▸ Goal: Extract and list every line that contains the word "morphology".

Dataset excerpt:

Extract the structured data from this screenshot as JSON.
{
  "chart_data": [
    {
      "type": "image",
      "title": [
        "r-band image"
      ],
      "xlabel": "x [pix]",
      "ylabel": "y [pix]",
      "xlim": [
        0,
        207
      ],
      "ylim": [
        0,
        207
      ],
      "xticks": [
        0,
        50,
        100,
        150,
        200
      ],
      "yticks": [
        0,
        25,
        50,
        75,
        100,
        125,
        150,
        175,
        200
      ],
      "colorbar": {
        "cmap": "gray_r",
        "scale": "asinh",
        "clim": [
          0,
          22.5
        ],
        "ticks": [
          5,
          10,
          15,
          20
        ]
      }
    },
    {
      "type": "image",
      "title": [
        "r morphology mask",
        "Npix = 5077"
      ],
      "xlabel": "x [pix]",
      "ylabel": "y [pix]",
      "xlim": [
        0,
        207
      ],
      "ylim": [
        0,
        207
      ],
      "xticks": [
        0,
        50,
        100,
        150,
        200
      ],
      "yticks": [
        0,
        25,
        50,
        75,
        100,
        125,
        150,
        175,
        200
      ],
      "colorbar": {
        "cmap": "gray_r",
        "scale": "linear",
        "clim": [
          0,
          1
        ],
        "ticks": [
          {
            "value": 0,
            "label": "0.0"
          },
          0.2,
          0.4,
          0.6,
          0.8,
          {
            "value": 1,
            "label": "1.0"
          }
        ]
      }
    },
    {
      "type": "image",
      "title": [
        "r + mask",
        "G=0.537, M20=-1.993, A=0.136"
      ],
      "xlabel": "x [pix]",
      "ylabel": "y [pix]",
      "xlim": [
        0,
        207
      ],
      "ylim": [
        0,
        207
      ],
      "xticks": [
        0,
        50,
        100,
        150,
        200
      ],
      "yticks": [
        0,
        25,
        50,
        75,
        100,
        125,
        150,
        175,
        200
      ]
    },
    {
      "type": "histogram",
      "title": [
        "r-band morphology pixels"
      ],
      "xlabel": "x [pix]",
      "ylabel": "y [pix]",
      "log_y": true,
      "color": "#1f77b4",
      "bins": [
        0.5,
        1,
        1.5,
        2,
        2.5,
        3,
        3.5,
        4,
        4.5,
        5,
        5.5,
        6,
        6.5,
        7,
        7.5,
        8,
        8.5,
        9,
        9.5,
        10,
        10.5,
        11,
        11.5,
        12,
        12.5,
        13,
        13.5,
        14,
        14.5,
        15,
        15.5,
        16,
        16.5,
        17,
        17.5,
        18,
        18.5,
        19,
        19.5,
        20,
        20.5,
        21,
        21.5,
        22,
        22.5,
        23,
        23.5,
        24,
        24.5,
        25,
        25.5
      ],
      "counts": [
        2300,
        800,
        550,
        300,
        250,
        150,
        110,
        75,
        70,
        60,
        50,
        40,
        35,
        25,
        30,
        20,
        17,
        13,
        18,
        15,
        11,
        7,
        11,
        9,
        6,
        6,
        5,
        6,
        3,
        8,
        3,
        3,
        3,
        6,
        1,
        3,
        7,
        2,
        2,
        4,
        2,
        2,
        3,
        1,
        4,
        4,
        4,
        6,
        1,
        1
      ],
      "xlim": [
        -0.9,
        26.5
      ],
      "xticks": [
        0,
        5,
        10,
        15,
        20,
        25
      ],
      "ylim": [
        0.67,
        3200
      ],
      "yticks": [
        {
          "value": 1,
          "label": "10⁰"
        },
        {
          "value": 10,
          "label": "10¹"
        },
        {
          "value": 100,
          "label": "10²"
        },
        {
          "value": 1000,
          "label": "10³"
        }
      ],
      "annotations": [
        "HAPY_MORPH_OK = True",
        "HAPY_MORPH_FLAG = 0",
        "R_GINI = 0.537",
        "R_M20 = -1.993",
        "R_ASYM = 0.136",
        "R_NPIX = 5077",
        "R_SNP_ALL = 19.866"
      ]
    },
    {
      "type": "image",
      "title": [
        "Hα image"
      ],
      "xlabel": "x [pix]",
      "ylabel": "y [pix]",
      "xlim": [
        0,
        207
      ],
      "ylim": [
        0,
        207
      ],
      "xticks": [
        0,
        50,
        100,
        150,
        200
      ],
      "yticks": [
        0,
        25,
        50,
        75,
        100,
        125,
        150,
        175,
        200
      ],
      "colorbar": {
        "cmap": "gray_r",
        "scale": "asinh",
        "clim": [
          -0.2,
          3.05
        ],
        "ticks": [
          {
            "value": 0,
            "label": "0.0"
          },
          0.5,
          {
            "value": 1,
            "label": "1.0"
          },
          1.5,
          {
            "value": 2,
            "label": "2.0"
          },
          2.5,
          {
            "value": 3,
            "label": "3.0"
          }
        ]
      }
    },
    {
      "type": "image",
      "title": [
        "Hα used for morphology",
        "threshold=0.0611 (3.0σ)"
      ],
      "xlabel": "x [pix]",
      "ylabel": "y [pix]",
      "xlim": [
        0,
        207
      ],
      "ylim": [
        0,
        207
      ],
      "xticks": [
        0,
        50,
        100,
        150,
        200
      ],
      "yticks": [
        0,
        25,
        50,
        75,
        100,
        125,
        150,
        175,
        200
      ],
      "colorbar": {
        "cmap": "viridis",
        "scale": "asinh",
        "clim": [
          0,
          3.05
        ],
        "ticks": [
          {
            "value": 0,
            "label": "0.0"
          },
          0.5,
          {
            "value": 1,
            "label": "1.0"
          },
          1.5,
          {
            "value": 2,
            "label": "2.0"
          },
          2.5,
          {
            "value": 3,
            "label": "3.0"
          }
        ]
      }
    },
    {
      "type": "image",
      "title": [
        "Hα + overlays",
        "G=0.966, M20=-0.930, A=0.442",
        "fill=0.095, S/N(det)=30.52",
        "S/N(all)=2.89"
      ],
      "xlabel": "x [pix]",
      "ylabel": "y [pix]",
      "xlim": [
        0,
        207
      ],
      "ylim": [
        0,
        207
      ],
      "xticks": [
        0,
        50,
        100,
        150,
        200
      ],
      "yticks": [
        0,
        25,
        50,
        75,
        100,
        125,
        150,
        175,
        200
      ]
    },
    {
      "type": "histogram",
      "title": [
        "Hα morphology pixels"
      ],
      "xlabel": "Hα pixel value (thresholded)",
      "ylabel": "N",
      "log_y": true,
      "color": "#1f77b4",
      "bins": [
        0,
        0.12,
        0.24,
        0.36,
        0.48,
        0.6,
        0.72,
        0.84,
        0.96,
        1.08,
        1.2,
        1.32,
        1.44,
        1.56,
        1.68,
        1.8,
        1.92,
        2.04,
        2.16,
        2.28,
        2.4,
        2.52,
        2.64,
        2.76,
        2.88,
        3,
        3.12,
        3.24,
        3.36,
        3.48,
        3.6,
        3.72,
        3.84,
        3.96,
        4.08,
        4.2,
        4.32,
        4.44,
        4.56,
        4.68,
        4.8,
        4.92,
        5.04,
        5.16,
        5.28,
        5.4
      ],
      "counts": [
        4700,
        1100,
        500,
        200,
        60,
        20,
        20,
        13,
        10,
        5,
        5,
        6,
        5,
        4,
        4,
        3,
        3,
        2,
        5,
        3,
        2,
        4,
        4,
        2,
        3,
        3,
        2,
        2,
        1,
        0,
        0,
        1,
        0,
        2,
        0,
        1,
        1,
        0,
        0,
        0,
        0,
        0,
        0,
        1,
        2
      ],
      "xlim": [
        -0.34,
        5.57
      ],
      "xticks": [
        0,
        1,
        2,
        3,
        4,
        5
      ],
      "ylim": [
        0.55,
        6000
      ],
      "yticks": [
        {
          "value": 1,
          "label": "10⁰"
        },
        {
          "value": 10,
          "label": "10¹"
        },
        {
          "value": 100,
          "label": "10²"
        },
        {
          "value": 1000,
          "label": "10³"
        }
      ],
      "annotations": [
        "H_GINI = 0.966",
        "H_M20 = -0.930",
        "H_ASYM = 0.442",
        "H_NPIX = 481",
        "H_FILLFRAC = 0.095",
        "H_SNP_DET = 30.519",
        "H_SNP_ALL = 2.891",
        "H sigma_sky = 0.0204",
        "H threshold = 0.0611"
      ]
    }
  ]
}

▸ Final result:
        "r morphology mask",
        "r-band morphology pixels"
        "Hα used for morphology",
        "Hα morphology pixels"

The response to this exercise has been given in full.